**THE REQUEST**
Pull out each line of the records holding the string "быть".

**DATA PROVIDED**
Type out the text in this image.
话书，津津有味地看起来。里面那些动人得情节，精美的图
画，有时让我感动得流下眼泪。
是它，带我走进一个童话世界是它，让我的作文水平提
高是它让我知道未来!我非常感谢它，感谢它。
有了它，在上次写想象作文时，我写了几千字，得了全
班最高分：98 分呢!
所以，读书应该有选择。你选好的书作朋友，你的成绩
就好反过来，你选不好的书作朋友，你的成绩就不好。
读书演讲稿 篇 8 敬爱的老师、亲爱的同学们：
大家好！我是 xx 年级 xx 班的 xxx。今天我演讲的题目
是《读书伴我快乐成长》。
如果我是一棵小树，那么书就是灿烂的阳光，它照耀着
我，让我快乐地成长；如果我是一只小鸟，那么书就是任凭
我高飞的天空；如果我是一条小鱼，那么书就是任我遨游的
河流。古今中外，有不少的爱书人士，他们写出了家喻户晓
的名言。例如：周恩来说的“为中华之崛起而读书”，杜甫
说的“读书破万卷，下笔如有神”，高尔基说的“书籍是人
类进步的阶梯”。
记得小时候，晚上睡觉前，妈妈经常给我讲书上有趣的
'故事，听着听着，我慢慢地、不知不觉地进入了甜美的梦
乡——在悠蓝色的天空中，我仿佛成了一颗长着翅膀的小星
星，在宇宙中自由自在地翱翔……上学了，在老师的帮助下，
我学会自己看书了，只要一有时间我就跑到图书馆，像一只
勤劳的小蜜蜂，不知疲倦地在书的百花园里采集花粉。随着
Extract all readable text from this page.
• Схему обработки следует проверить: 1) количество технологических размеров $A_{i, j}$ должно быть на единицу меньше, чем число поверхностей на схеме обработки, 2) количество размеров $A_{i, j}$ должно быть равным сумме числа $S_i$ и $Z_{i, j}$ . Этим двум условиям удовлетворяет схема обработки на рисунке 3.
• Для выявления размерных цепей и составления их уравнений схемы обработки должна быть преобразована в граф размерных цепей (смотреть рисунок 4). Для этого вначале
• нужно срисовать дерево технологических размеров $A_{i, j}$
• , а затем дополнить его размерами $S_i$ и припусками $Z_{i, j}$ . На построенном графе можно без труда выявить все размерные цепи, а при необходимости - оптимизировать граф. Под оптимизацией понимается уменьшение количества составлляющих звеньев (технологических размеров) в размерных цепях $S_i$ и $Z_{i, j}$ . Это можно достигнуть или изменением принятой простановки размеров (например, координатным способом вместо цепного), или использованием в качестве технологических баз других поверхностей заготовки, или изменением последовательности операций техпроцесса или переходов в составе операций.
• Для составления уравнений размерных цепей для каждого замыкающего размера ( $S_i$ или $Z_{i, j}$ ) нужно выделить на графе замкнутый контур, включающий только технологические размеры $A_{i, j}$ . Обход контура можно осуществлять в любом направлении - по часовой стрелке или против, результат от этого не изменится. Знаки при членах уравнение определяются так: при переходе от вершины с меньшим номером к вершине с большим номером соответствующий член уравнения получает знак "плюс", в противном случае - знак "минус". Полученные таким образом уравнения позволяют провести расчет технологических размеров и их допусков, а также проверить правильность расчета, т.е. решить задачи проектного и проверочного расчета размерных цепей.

**TASK ANSWER**
• Схему обработки следует проверить: 1) количество технологических размеров $A_{i, j}$ должно быть на единицу меньше, чем число поверхностей на схеме обработки, 2) количество размеров $A_{i, j}$ должно быть равным сумме числа $S_i$ и $Z_{i, j}$ . Этим двум условиям удовлетворяет схема обработки на рисунке 3.
• Для выявления размерных цепей и составления их уравнений схемы обработки должна быть преобразована в граф размерных цепей (смотреть рисунок 4). Для этого вначале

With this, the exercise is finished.